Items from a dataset
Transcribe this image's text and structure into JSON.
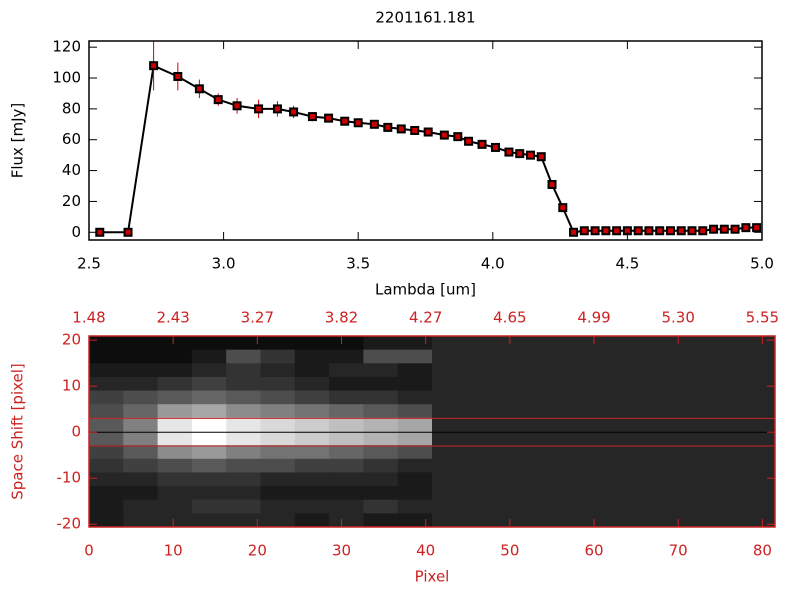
{
  "chart_data": [
    {
      "type": "line",
      "title": "2201161.181",
      "xlabel": "Lambda [um]",
      "ylabel": "Flux [mJy]",
      "x": [
        2.54,
        2.645,
        2.74,
        2.83,
        2.91,
        2.98,
        3.05,
        3.13,
        3.2,
        3.26,
        3.33,
        3.39,
        3.45,
        3.5,
        3.56,
        3.61,
        3.66,
        3.71,
        3.76,
        3.82,
        3.87,
        3.91,
        3.96,
        4.01,
        4.06,
        4.1,
        4.14,
        4.18,
        4.22,
        4.26,
        4.3,
        4.34,
        4.38,
        4.42,
        4.46,
        4.5,
        4.54,
        4.58,
        4.62,
        4.66,
        4.7,
        4.74,
        4.78,
        4.82,
        4.86,
        4.9,
        4.94,
        4.98
      ],
      "values": [
        0,
        0,
        108,
        101,
        93,
        86,
        82,
        80,
        80,
        78,
        75,
        74,
        72,
        71,
        70,
        68,
        67,
        66,
        65,
        63,
        62,
        59,
        57,
        55,
        52,
        51,
        50,
        49,
        31,
        16,
        0,
        1,
        1,
        1,
        1,
        1,
        1,
        1,
        1,
        1,
        1,
        1,
        1,
        2,
        2,
        2,
        3,
        3
      ],
      "errors": [
        1,
        1,
        16,
        9,
        6,
        4,
        5,
        6,
        5,
        4,
        3,
        2,
        2,
        2,
        2,
        2,
        2,
        2,
        2,
        2,
        2,
        2,
        2,
        2,
        2,
        2,
        2,
        2,
        2,
        2,
        1,
        1,
        1,
        1,
        1,
        1,
        1,
        1,
        1,
        1,
        1,
        1,
        1,
        1,
        1,
        1,
        2,
        2
      ],
      "color": "#000000",
      "marker_color": "#cc0000",
      "error_color": "#cc0000",
      "xlim": [
        2.5,
        5.0
      ],
      "xticks": [
        2.5,
        {
          "value": 3,
          "label": "3.0"
        },
        3.5,
        {
          "value": 4,
          "label": "4.0"
        },
        4.5,
        {
          "value": 5,
          "label": "5.0"
        }
      ],
      "ylim": [
        -5,
        124
      ],
      "yticks": [
        0,
        20,
        40,
        60,
        80,
        100,
        120
      ]
    },
    {
      "type": "heatmap",
      "xlabel": "Pixel",
      "ylabel": "Space Shift [pixel]",
      "axis_color": "#cc2222",
      "colormap": "gray",
      "xlim": [
        0,
        81.5
      ],
      "xticks": [
        0,
        10,
        20,
        30,
        40,
        50,
        60,
        70,
        80
      ],
      "x2ticks": [
        {
          "value": 0,
          "label": "1.48"
        },
        {
          "value": 10,
          "label": "2.43"
        },
        {
          "value": 20,
          "label": "3.27"
        },
        {
          "value": 30,
          "label": "3.82"
        },
        {
          "value": 40,
          "label": "4.27"
        },
        {
          "value": 50,
          "label": "4.65"
        },
        {
          "value": 60,
          "label": "4.99"
        },
        {
          "value": 70,
          "label": "5.30"
        },
        {
          "value": 80,
          "label": "5.55"
        }
      ],
      "ylim": [
        -20.6,
        20.9
      ],
      "yticks": [
        -20,
        -10,
        0,
        10,
        20
      ],
      "hlines": [
        {
          "value": 3,
          "color": "#cc2222"
        },
        {
          "value": -3,
          "color": "#cc2222"
        },
        {
          "value": 0,
          "color": "#000000"
        }
      ],
      "z": [
        [
          0.05,
          0.05,
          0.05,
          0.05,
          0.05,
          0.05,
          0.05,
          0.05,
          0.1,
          0.1,
          0.15,
          0.15,
          0.15,
          0.15,
          0.15,
          0.15,
          0.15,
          0.15,
          0.15,
          0.15
        ],
        [
          0.05,
          0.05,
          0.05,
          0.1,
          0.3,
          0.2,
          0.1,
          0.1,
          0.3,
          0.3,
          0.15,
          0.15,
          0.15,
          0.15,
          0.15,
          0.15,
          0.15,
          0.15,
          0.15,
          0.15
        ],
        [
          0.1,
          0.1,
          0.1,
          0.15,
          0.2,
          0.15,
          0.1,
          0.15,
          0.15,
          0.1,
          0.15,
          0.15,
          0.15,
          0.15,
          0.15,
          0.15,
          0.15,
          0.15,
          0.15,
          0.15
        ],
        [
          0.15,
          0.15,
          0.2,
          0.25,
          0.2,
          0.2,
          0.15,
          0.1,
          0.1,
          0.1,
          0.15,
          0.15,
          0.15,
          0.15,
          0.15,
          0.15,
          0.15,
          0.15,
          0.15,
          0.15
        ],
        [
          0.25,
          0.3,
          0.35,
          0.4,
          0.35,
          0.3,
          0.25,
          0.2,
          0.2,
          0.15,
          0.15,
          0.15,
          0.15,
          0.15,
          0.15,
          0.15,
          0.15,
          0.15,
          0.15,
          0.15
        ],
        [
          0.3,
          0.4,
          0.6,
          0.65,
          0.55,
          0.5,
          0.45,
          0.4,
          0.35,
          0.3,
          0.15,
          0.15,
          0.15,
          0.15,
          0.15,
          0.15,
          0.15,
          0.15,
          0.15,
          0.15
        ],
        [
          0.35,
          0.5,
          0.9,
          1,
          0.9,
          0.85,
          0.8,
          0.75,
          0.7,
          0.65,
          0.15,
          0.15,
          0.15,
          0.15,
          0.15,
          0.15,
          0.15,
          0.15,
          0.15,
          0.15
        ],
        [
          0.35,
          0.5,
          0.9,
          1,
          0.9,
          0.85,
          0.8,
          0.75,
          0.7,
          0.65,
          0.15,
          0.15,
          0.15,
          0.15,
          0.15,
          0.15,
          0.15,
          0.15,
          0.15,
          0.15
        ],
        [
          0.25,
          0.35,
          0.55,
          0.6,
          0.5,
          0.45,
          0.45,
          0.4,
          0.35,
          0.3,
          0.15,
          0.15,
          0.15,
          0.15,
          0.15,
          0.15,
          0.15,
          0.15,
          0.15,
          0.15
        ],
        [
          0.2,
          0.25,
          0.3,
          0.35,
          0.3,
          0.3,
          0.25,
          0.25,
          0.2,
          0.15,
          0.15,
          0.15,
          0.15,
          0.15,
          0.15,
          0.15,
          0.15,
          0.15,
          0.15,
          0.15
        ],
        [
          0.15,
          0.15,
          0.2,
          0.2,
          0.2,
          0.15,
          0.15,
          0.15,
          0.15,
          0.1,
          0.15,
          0.15,
          0.15,
          0.15,
          0.15,
          0.15,
          0.15,
          0.15,
          0.15,
          0.15
        ],
        [
          0.1,
          0.1,
          0.15,
          0.15,
          0.15,
          0.1,
          0.1,
          0.1,
          0.1,
          0.1,
          0.15,
          0.15,
          0.15,
          0.15,
          0.15,
          0.15,
          0.15,
          0.15,
          0.15,
          0.15
        ],
        [
          0.1,
          0.15,
          0.15,
          0.2,
          0.2,
          0.15,
          0.15,
          0.15,
          0.2,
          0.15,
          0.15,
          0.15,
          0.15,
          0.15,
          0.15,
          0.15,
          0.15,
          0.15,
          0.15,
          0.15
        ],
        [
          0.1,
          0.15,
          0.15,
          0.15,
          0.15,
          0.15,
          0.1,
          0.15,
          0.1,
          0.1,
          0.15,
          0.15,
          0.15,
          0.15,
          0.15,
          0.15,
          0.15,
          0.15,
          0.15,
          0.15
        ]
      ]
    }
  ]
}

| DIRECTIONS |
Search the entries for the word "ylabel" and copy every line that has it.

| WORKED ANSWER |
      "ylabel": "Flux [mJy]",
      "ylabel": "Space Shift [pixel]",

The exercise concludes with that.